Copy out every line that contains "documents".

▼▼▼

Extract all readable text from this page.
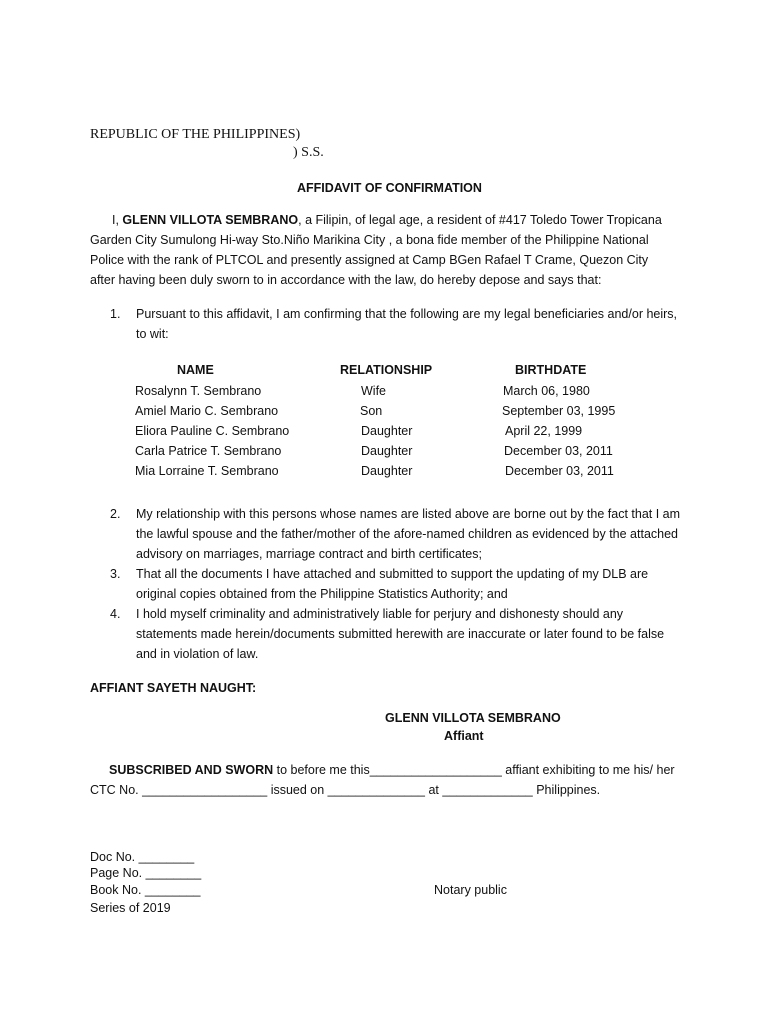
REPUBLIC OF THE PHILIPPINES)
) S.S.
AFFIDAVIT OF CONFIRMATION
I, GLENN VILLOTA SEMBRANO, a Filipin, of legal age, a resident of #417 Toledo Tower Tropicana Garden City Sumulong Hi-way Sto.Niño Marikina City , a bona fide member of the Philippine National Police with the rank of PLTCOL and presently assigned at Camp BGen Rafael T Crame, Quezon City after having been duly sworn to in accordance with the law, do hereby depose and says that:
1. Pursuant to this affidavit, I am confirming that the following are my legal beneficiaries and/or heirs, to wit:
NAME	RELATIONSHIP	BIRTHDATE
Rosalynn T. Sembrano	Wife	March 06, 1980
Amiel Mario C. Sembrano	Son	September 03, 1995
Eliora Pauline C. Sembrano	Daughter	April 22, 1999
Carla Patrice T. Sembrano	Daughter	December 03, 2011
Mia Lorraine T. Sembrano	Daughter	December 03, 2011
2. My relationship with this persons whose names are listed above are borne out by the fact that I am the lawful spouse and the father/mother of the afore-named children as evidenced by the attached advisory on marriages, marriage contract and birth certificates;
3. That all the documents I have attached and submitted to support the updating of my DLB are original copies obtained from the Philippine Statistics Authority; and
4. I hold myself criminality and administratively liable for perjury and dishonesty should any statements made herein/documents submitted herewith are inaccurate or later found to be false and in violation of law.
AFFIANT SAYETH NAUGHT:
GLENN VILLOTA SEMBRANO
Affiant
SUBSCRIBED AND SWORN to before me this___________________ affiant exhibiting to me his/ her
CTC No. __________________ issued on ______________ at _____________ Philippines.
Doc No. ________
Page No. ________
Book No. ________
Series of 2019
Notary public
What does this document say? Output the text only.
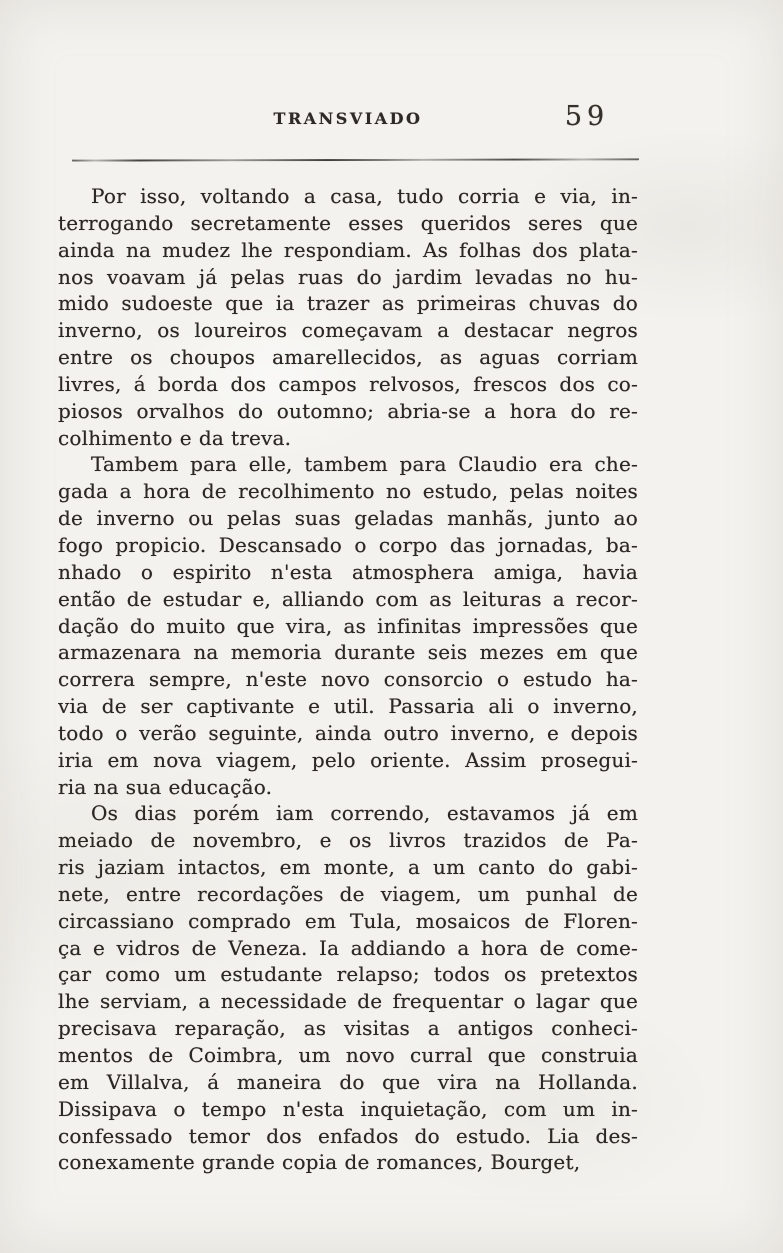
TRANSVIADO	59
Por isso, voltando a casa, tudo corria e via, in-
terrogando secretamente esses queridos seres que
ainda na mudez lhe respondiam. As folhas dos plata-
nos voavam já pelas ruas do jardim levadas no hu-
mido sudoeste que ia trazer as primeiras chuvas do
inverno, os loureiros começavam a destacar negros
entre os choupos amarellecidos, as aguas corriam
livres, á borda dos campos relvosos, frescos dos co-
piosos orvalhos do outomno; abria-se a hora do re-
colhimento e da treva.
Tambem para elle, tambem para Claudio era che-
gada a hora de recolhimento no estudo, pelas noites
de inverno ou pelas suas geladas manhãs, junto ao
fogo propicio. Descansado o corpo das jornadas, ba-
nhado o espirito n'esta atmosphera amiga, havia
então de estudar e, alliando com as leituras a recor-
dação do muito que vira, as infinitas impressões que
armazenara na memoria durante seis mezes em que
correra sempre, n'este novo consorcio o estudo ha-
via de ser captivante e util. Passaria ali o inverno,
todo o verão seguinte, ainda outro inverno, e depois
iria em nova viagem, pelo oriente. Assim prosegui-
ria na sua educação.
Os dias porém iam correndo, estavamos já em
meiado de novembro, e os livros trazidos de Pa-
ris jaziam intactos, em monte, a um canto do gabi-
nete, entre recordações de viagem, um punhal de
circassiano comprado em Tula, mosaicos de Floren-
ça e vidros de Veneza. Ia addiando a hora de come-
çar como um estudante relapso; todos os pretextos
lhe serviam, a necessidade de frequentar o lagar que
precisava reparação, as visitas a antigos conheci-
mentos de Coimbra, um novo curral que construia
em Villalva, á maneira do que vira na Hollanda.
Dissipava o tempo n'esta inquietação, com um in-
confessado temor dos enfados do estudo. Lia des-
conexamente grande copia de romances, Bourget,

▲▲▲

SOLUTION BELOW
3. That all the documents I have attached and submitted to support the updating of my DLB are original copies obtained from the Philippine Statistics Authority; and
4. I hold myself criminality and administratively liable for perjury and dishonesty should any statements made herein/documents submitted herewith are inaccurate or later found to be false and in violation of law.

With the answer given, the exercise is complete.